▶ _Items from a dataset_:
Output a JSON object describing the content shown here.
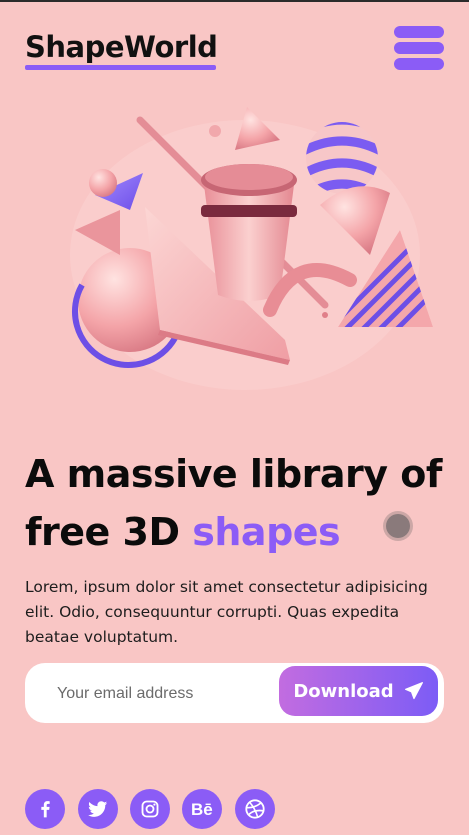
{
  "header": {
    "logo": "ShapeWorld",
    "menu_icon": "hamburger-menu-icon"
  },
  "hero": {
    "image": "3d-shapes-illustration",
    "headline_main": "A massive library of free 3D ",
    "headline_accent": "shapes",
    "description": "Lorem, ipsum dolor sit amet consectetur adipisicing elit. Odio, consequuntur corrupti. Quas expedita beatae voluptatum."
  },
  "form": {
    "email_placeholder": "Your email address",
    "email_value": "",
    "button_label": "Download",
    "button_icon": "paper-plane-icon"
  },
  "social": [
    "facebook-icon",
    "twitter-icon",
    "instagram-icon",
    "behance-icon",
    "dribbble-icon"
  ],
  "colors": {
    "background": "#f9c6c5",
    "accent": "#8b5cf6",
    "button_gradient_start": "#c26ce0",
    "button_gradient_end": "#7c5cf6",
    "text": "#0b0b0b"
  }
}
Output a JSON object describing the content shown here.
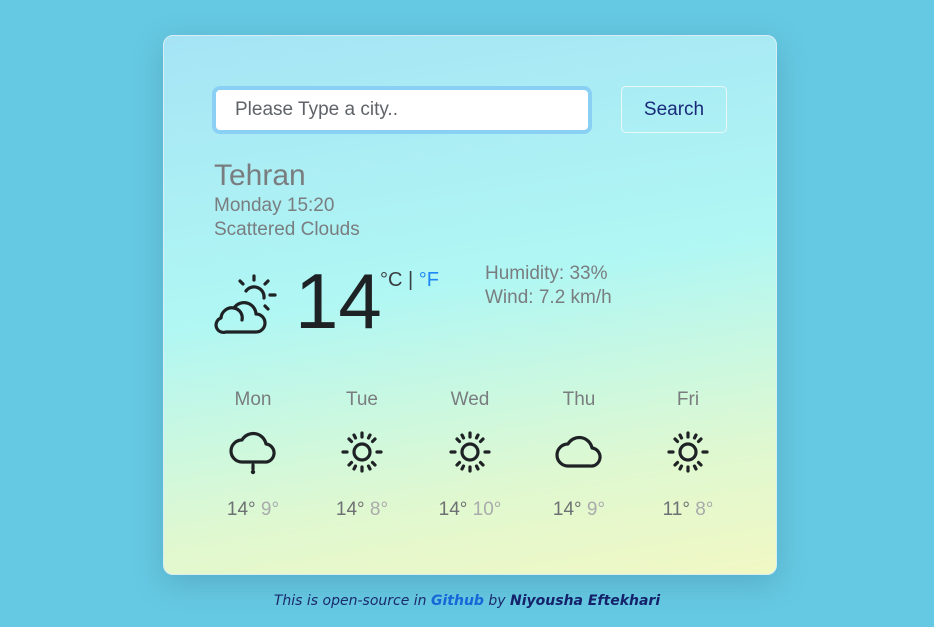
{
  "search": {
    "placeholder": "Please Type a city..",
    "value": "",
    "button_label": "Search"
  },
  "current": {
    "city": "Tehran",
    "datetime": "Monday 15:20",
    "description": "Scattered Clouds",
    "icon": "partly-cloudy-day-icon",
    "temperature": "14",
    "unit_celsius": "°C",
    "unit_separator": " | ",
    "unit_fahrenheit": "°F",
    "humidity": "Humidity: 33%",
    "wind": "Wind: 7.2 km/h"
  },
  "forecast": [
    {
      "day": "Mon",
      "icon": "cloud-rain-icon",
      "max": "14°",
      "min": "9°"
    },
    {
      "day": "Tue",
      "icon": "sun-icon",
      "max": "14°",
      "min": "8°"
    },
    {
      "day": "Wed",
      "icon": "sun-icon",
      "max": "14°",
      "min": "10°"
    },
    {
      "day": "Thu",
      "icon": "cloud-icon",
      "max": "14°",
      "min": "9°"
    },
    {
      "day": "Fri",
      "icon": "sun-icon",
      "max": "11°",
      "min": "8°"
    }
  ],
  "footer": {
    "prefix": "This is open-source in ",
    "github_label": "Github",
    "middle": " by ",
    "author": "Niyousha Eftekhari"
  },
  "colors": {
    "background": "#66c9e3",
    "accent_link": "#1e88f5",
    "search_text": "#1a2a7a"
  }
}
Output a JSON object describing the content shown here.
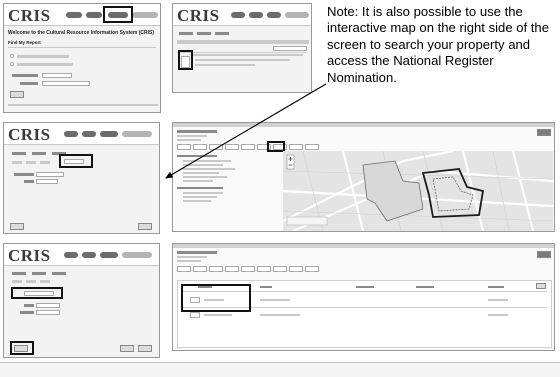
{
  "note": "Note: It is also possible to use the interactive map on the right side of the screen to search your property and access the National Register Nomination.",
  "logo": "CRIS",
  "panel1": {
    "title": "Welcome to the Cultural Resource Information System (CRIS)",
    "section": "Find My Report"
  },
  "colors": {
    "highlight": "#111111",
    "frame": "#9a9a9a",
    "arrow": "#000000"
  },
  "icons": [
    "arrow-icon",
    "map-zoom-icon",
    "map-parcel-outline-icon"
  ]
}
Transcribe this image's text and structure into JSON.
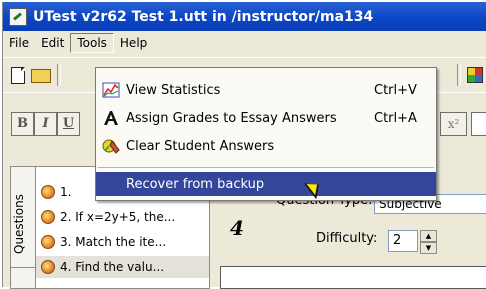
{
  "window": {
    "title": "UTest v2r62 Test 1.utt in /instructor/ma134"
  },
  "menubar": {
    "items": [
      "File",
      "Edit",
      "Tools",
      "Help"
    ]
  },
  "tools_menu": {
    "items": [
      {
        "label": "View Statistics",
        "shortcut": "Ctrl+V",
        "icon": "statistics-chart-icon"
      },
      {
        "label": "Assign Grades to Essay Answers",
        "shortcut": "Ctrl+A",
        "icon": "serif-letter-a-icon"
      },
      {
        "label": "Clear Student Answers",
        "shortcut": "",
        "icon": "clear-answers-icon"
      },
      {
        "label": "Recover from backup",
        "shortcut": "",
        "icon": "",
        "highlighted": true
      }
    ]
  },
  "format_toolbar": {
    "bold": "B",
    "italic": "I",
    "underline": "U",
    "superscript": "x²"
  },
  "side_tabs": {
    "questions": "Questions"
  },
  "question_list": {
    "items": [
      "1.",
      "2. If x=2y+5, the...",
      "3. Match the ite...",
      "4. Find the valu..."
    ]
  },
  "question_detail": {
    "number": "4",
    "type_label": "Question Type:",
    "type_value": "Subjective",
    "difficulty_label": "Difficulty:",
    "difficulty_value": "2"
  }
}
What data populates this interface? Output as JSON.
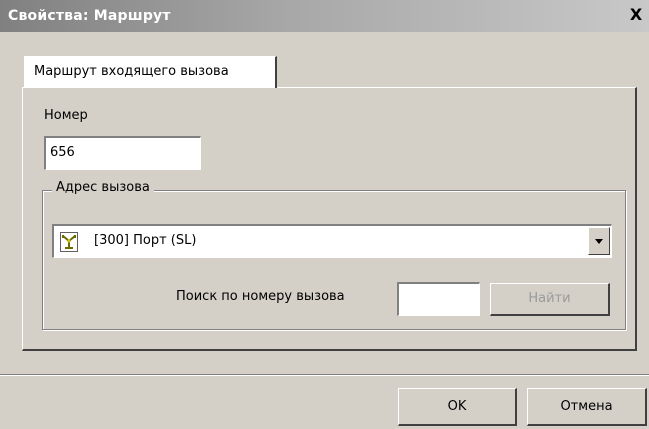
{
  "window": {
    "title": "Свойства: Маршрут",
    "close_label": "X"
  },
  "tabs": [
    {
      "label": "Маршрут входящего вызова",
      "active": true
    }
  ],
  "form": {
    "number_label": "Номер",
    "number_value": "656",
    "address_group_label": "Адрес вызова",
    "address_value": "[300] Порт (SL)",
    "address_icon": "port-icon",
    "search_label": "Поиск по номеру вызова",
    "search_value": "",
    "find_button_label": "Найти",
    "find_button_enabled": false
  },
  "footer": {
    "ok_label": "OK",
    "cancel_label": "Отмена"
  },
  "colors": {
    "window_bg": "#d4d0c8",
    "title_text": "#ffffff",
    "disabled_text": "#9b9b9b"
  }
}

▶ _Objective_: Your task is to quote exactly the lines from the one with "What data populates" through the end of the material, both included, without reproducing any pictures.

▶ _Exercise result_:
What data populates this interface? Output as JSON.
{
  "window": {
    "title": "Свойства: Маршрут",
    "close_label": "X"
  },
  "tabs": [
    {
      "label": "Маршрут входящего вызова",
      "active": true
    }
  ],
  "form": {
    "number_label": "Номер",
    "number_value": "656",
    "address_group_label": "Адрес вызова",
    "address_value": "[300] Порт (SL)",
    "address_icon": "port-icon",
    "search_label": "Поиск по номеру вызова",
    "search_value": "",
    "find_button_label": "Найти",
    "find_button_enabled": false
  },
  "footer": {
    "ok_label": "OK",
    "cancel_label": "Отмена"
  },
  "colors": {
    "window_bg": "#d4d0c8",
    "title_text": "#ffffff",
    "disabled_text": "#9b9b9b"
  }
}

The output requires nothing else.